§ PROMPT
Transcribe every line exactly and omit anything that is a picture.

§ GIVEN ENTRIES
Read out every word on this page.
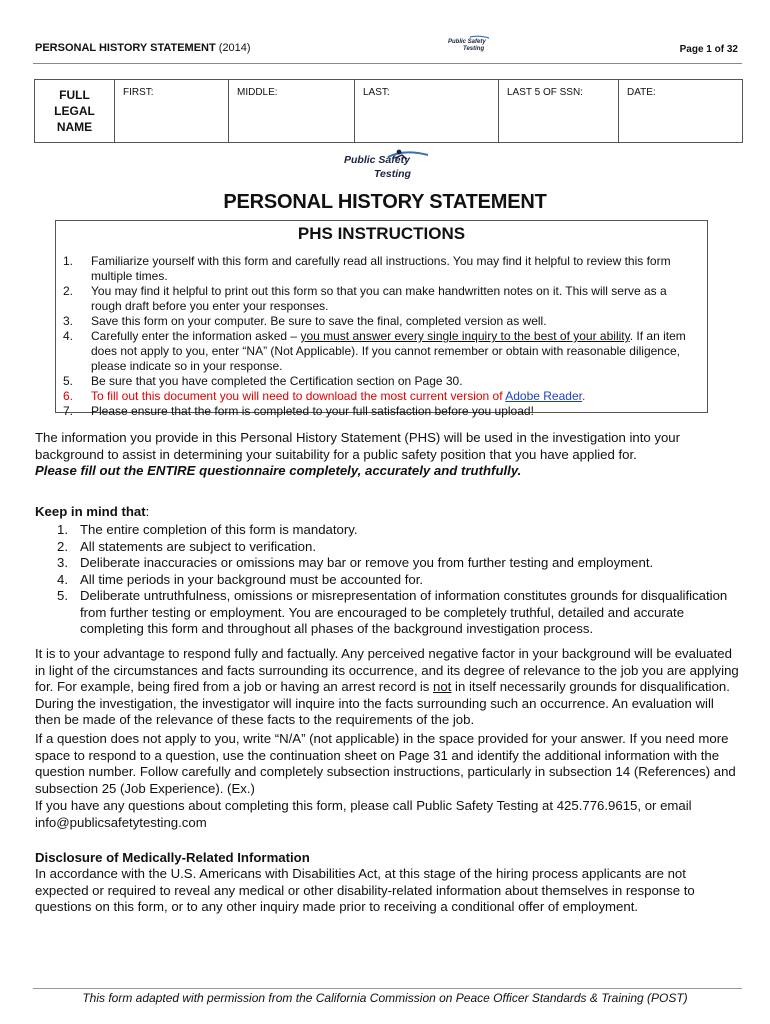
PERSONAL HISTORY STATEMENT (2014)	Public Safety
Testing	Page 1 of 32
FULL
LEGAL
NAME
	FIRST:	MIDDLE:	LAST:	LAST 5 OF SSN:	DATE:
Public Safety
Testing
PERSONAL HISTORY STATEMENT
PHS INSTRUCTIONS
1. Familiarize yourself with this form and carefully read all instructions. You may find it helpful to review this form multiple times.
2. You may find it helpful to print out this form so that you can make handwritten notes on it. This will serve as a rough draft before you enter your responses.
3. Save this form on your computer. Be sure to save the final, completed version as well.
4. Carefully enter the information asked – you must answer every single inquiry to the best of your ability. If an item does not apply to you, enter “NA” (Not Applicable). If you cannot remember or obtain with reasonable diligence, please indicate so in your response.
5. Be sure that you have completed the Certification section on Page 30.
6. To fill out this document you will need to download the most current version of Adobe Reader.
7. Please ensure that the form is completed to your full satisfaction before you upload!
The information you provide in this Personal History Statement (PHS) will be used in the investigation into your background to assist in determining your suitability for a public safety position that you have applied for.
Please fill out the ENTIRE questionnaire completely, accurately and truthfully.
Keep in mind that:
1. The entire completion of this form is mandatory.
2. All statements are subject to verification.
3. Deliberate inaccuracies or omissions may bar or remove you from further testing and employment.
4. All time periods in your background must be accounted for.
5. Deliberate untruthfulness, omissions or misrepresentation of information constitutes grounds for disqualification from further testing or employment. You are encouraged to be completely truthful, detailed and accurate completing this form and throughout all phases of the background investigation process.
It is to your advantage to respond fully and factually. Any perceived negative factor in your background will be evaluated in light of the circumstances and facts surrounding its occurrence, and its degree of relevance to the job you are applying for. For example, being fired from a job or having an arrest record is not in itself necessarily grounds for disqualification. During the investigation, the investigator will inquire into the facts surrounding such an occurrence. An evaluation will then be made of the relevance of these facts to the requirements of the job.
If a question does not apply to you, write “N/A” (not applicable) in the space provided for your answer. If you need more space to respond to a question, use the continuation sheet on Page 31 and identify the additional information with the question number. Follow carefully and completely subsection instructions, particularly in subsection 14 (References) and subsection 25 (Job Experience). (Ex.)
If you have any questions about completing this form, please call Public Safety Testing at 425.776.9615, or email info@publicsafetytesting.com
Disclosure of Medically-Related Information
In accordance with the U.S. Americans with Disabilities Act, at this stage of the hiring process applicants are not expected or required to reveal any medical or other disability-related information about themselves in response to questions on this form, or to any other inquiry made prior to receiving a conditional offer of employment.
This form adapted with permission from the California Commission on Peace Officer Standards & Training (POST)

§ RESPONSE
Read out every word on this page.
PERSONAL HISTORY STATEMENT (2014)	Public Safety
Testing	Page 1 of 32
FULL
LEGAL
NAME
	FIRST:	MIDDLE:	LAST:	LAST 5 OF SSN:	DATE:
Public Safety
Testing
PERSONAL HISTORY STATEMENT
PHS INSTRUCTIONS
1. Familiarize yourself with this form and carefully read all instructions. You may find it helpful to review this form multiple times.
2. You may find it helpful to print out this form so that you can make handwritten notes on it. This will serve as a rough draft before you enter your responses.
3. Save this form on your computer. Be sure to save the final, completed version as well.
4. Carefully enter the information asked – you must answer every single inquiry to the best of your ability. If an item does not apply to you, enter “NA” (Not Applicable). If you cannot remember or obtain with reasonable diligence, please indicate so in your response.
5. Be sure that you have completed the Certification section on Page 30.
6. To fill out this document you will need to download the most current version of Adobe Reader.
7. Please ensure that the form is completed to your full satisfaction before you upload!
The information you provide in this Personal History Statement (PHS) will be used in the investigation into your background to assist in determining your suitability for a public safety position that you have applied for.
Please fill out the ENTIRE questionnaire completely, accurately and truthfully.
Keep in mind that:
1. The entire completion of this form is mandatory.
2. All statements are subject to verification.
3. Deliberate inaccuracies or omissions may bar or remove you from further testing and employment.
4. All time periods in your background must be accounted for.
5. Deliberate untruthfulness, omissions or misrepresentation of information constitutes grounds for disqualification from further testing or employment. You are encouraged to be completely truthful, detailed and accurate completing this form and throughout all phases of the background investigation process.
It is to your advantage to respond fully and factually. Any perceived negative factor in your background will be evaluated in light of the circumstances and facts surrounding its occurrence, and its degree of relevance to the job you are applying for. For example, being fired from a job or having an arrest record is not in itself necessarily grounds for disqualification. During the investigation, the investigator will inquire into the facts surrounding such an occurrence. An evaluation will then be made of the relevance of these facts to the requirements of the job.
If a question does not apply to you, write “N/A” (not applicable) in the space provided for your answer. If you need more space to respond to a question, use the continuation sheet on Page 31 and identify the additional information with the question number. Follow carefully and completely subsection instructions, particularly in subsection 14 (References) and subsection 25 (Job Experience). (Ex.)
If you have any questions about completing this form, please call Public Safety Testing at 425.776.9615, or email info@publicsafetytesting.com
Disclosure of Medically-Related Information
In accordance with the U.S. Americans with Disabilities Act, at this stage of the hiring process applicants are not expected or required to reveal any medical or other disability-related information about themselves in response to questions on this form, or to any other inquiry made prior to receiving a conditional offer of employment.
This form adapted with permission from the California Commission on Peace Officer Standards & Training (POST)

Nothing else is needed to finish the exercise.